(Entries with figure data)

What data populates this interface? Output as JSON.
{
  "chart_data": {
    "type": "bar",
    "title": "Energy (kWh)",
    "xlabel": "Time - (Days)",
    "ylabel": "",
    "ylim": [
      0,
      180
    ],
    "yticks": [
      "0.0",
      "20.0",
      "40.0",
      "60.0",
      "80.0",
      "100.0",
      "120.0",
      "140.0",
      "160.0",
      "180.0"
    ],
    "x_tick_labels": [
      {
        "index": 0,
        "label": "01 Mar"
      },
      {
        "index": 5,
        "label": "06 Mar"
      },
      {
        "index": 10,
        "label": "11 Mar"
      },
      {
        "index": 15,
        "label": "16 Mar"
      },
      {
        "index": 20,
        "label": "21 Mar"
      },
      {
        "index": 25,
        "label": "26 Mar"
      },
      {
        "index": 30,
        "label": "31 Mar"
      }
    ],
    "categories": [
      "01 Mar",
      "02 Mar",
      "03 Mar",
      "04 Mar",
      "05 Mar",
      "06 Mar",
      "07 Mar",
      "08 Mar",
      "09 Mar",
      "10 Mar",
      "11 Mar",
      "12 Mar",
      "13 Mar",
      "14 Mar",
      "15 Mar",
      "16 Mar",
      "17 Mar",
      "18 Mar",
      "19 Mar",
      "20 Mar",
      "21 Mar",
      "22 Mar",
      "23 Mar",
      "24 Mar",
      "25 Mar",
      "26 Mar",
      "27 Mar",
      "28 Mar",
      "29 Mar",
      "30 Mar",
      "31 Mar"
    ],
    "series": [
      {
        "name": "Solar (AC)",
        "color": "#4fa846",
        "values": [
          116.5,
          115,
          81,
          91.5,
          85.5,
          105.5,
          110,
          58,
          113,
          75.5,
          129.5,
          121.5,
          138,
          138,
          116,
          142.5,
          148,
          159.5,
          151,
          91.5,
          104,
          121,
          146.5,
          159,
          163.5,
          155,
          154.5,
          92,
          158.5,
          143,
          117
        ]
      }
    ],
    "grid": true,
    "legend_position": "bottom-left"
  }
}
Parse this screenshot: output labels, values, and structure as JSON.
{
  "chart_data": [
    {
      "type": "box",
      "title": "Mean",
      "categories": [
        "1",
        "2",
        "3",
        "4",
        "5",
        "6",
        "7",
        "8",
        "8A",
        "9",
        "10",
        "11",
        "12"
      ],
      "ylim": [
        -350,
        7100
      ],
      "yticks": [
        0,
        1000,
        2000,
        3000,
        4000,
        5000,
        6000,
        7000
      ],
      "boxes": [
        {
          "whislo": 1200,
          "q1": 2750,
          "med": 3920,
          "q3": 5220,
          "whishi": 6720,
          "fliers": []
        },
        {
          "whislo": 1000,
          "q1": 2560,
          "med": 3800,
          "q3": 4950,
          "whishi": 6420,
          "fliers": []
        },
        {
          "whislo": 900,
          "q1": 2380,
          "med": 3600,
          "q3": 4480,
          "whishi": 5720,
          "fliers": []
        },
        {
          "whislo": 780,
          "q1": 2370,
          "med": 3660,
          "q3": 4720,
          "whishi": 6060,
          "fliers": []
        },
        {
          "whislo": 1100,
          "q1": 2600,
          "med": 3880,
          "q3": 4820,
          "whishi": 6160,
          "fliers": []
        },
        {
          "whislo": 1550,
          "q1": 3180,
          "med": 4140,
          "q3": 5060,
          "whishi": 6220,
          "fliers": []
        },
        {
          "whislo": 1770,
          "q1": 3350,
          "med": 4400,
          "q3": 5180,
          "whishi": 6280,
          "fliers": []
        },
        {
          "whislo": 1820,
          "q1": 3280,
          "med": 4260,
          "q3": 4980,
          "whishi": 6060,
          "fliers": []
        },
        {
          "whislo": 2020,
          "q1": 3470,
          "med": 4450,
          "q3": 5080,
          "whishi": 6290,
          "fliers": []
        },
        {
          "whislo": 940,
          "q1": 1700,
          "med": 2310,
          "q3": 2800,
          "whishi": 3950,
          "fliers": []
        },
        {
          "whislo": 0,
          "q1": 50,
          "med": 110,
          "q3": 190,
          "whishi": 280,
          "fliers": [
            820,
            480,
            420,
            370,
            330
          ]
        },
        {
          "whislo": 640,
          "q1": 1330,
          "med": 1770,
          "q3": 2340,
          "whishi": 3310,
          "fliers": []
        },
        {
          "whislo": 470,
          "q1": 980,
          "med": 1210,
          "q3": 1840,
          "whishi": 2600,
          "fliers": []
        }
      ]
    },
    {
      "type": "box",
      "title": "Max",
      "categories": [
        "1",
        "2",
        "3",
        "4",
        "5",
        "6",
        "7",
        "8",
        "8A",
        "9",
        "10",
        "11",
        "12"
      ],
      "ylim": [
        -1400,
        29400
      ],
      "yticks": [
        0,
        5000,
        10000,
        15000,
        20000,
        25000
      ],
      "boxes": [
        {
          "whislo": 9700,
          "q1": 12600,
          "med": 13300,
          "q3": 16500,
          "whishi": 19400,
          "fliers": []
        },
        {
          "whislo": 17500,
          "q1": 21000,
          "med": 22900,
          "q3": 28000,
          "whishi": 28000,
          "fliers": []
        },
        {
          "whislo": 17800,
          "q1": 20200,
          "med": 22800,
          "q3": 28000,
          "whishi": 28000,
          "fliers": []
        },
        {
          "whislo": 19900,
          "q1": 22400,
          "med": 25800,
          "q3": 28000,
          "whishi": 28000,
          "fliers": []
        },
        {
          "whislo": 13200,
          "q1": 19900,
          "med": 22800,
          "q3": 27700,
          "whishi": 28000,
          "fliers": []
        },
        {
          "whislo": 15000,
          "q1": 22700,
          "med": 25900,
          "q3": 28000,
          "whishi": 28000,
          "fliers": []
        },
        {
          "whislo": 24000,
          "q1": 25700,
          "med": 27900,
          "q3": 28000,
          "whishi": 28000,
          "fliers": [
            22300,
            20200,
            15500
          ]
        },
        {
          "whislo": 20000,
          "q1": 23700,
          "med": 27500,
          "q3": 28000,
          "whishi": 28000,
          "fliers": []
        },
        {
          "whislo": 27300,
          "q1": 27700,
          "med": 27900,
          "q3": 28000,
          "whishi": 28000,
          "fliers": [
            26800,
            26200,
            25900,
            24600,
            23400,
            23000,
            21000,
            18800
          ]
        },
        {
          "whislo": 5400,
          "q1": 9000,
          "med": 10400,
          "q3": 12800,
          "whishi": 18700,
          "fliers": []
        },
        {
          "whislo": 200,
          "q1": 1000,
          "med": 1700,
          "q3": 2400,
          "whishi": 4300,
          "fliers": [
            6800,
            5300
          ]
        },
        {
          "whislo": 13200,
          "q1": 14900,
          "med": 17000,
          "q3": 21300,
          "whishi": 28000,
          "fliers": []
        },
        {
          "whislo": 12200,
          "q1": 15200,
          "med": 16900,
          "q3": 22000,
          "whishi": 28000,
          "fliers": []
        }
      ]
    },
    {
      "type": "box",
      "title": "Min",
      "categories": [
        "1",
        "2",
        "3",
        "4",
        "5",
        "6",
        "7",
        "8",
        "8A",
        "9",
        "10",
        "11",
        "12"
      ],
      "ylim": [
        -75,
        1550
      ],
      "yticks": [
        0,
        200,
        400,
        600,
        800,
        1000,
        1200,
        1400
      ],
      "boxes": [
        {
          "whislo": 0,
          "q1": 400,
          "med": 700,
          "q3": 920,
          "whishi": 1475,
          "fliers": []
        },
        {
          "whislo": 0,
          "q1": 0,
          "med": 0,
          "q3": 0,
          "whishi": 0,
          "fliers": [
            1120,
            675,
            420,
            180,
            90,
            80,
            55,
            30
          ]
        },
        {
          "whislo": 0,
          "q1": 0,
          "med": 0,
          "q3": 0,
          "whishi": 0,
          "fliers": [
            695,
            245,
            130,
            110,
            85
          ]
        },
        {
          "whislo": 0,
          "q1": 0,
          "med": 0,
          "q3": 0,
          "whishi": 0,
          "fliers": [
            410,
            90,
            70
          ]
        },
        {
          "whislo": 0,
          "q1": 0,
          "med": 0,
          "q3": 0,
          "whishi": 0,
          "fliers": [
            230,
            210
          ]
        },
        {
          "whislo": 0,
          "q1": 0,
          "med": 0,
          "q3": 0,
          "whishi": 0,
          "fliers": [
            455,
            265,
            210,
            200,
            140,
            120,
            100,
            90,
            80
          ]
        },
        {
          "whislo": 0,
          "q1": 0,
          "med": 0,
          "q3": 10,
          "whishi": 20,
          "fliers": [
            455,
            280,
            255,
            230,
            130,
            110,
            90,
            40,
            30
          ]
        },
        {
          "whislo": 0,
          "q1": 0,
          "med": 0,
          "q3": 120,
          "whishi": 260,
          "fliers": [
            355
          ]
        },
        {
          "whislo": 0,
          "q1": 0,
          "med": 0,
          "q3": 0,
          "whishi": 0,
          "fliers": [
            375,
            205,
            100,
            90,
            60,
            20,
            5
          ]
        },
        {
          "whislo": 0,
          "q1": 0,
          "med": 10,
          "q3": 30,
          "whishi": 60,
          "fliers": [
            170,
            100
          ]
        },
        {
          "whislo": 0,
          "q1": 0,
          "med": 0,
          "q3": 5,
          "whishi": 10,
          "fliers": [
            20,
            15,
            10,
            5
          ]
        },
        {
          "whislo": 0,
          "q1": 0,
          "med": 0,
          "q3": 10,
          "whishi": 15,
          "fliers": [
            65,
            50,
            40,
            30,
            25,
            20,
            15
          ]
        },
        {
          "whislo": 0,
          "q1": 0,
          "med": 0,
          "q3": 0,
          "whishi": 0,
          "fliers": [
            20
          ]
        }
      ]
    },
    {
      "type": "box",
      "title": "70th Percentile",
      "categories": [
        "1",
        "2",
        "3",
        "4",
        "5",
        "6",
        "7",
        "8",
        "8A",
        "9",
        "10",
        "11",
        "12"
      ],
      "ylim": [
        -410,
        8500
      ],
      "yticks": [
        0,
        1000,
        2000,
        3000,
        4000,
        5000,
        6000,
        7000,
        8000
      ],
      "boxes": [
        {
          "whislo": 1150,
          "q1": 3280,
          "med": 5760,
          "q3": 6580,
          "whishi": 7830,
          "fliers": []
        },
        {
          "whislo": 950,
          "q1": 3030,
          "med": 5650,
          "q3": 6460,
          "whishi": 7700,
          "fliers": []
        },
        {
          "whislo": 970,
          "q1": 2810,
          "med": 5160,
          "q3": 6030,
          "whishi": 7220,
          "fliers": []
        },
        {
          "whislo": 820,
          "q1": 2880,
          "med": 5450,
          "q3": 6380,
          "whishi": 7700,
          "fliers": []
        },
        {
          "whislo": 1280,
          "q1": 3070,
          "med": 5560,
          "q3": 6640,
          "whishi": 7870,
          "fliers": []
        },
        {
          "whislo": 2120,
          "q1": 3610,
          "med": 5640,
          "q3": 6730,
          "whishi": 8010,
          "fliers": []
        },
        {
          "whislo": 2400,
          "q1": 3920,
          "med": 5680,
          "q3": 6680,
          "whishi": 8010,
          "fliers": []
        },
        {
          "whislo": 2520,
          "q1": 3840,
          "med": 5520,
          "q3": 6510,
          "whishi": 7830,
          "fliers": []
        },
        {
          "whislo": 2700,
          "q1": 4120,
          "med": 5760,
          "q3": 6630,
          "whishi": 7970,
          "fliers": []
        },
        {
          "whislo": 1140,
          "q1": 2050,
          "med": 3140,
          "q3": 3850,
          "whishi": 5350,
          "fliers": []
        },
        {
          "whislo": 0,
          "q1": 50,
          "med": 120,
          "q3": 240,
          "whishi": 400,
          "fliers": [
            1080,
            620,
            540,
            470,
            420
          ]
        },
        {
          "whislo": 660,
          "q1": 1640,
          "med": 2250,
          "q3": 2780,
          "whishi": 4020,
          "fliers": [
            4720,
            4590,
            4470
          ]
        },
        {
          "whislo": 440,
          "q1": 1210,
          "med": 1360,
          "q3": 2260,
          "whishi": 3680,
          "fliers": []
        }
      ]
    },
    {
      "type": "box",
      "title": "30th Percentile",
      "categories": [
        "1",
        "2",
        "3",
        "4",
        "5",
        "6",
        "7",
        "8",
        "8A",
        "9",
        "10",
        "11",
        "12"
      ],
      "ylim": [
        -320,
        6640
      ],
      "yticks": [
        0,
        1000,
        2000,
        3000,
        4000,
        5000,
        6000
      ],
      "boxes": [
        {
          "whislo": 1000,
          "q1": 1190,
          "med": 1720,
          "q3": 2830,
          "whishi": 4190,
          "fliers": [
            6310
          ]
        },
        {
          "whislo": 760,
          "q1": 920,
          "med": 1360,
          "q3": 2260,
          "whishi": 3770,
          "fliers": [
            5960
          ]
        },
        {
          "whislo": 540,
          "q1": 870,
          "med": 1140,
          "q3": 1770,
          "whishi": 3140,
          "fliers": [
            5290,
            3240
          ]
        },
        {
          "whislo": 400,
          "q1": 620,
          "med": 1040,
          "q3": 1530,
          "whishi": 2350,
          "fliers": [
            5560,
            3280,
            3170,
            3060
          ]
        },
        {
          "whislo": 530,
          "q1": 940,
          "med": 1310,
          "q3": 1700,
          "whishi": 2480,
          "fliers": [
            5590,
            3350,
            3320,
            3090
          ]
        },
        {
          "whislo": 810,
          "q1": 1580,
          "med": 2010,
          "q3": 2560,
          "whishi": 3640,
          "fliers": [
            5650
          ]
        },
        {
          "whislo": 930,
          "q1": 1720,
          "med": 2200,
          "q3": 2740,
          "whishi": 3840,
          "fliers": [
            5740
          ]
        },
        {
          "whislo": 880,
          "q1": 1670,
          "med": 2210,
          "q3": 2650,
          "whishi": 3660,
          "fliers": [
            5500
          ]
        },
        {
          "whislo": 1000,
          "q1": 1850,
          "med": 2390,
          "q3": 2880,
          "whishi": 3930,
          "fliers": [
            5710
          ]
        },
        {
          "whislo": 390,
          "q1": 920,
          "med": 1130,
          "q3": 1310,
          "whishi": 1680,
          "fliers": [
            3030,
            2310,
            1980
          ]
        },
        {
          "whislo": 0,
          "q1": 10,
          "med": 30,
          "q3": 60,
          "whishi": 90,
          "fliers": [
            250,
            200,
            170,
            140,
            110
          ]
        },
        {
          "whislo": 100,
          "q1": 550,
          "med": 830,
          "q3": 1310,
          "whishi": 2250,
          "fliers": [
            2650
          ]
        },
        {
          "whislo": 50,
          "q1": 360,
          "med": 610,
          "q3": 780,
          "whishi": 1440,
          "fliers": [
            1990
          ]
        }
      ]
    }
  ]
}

§ **Written instruction**: Select and copy every line of the material that holds the string "Percentile".

§ **Solved problem**:
      "title": "70th Percentile",
      "title": "30th Percentile",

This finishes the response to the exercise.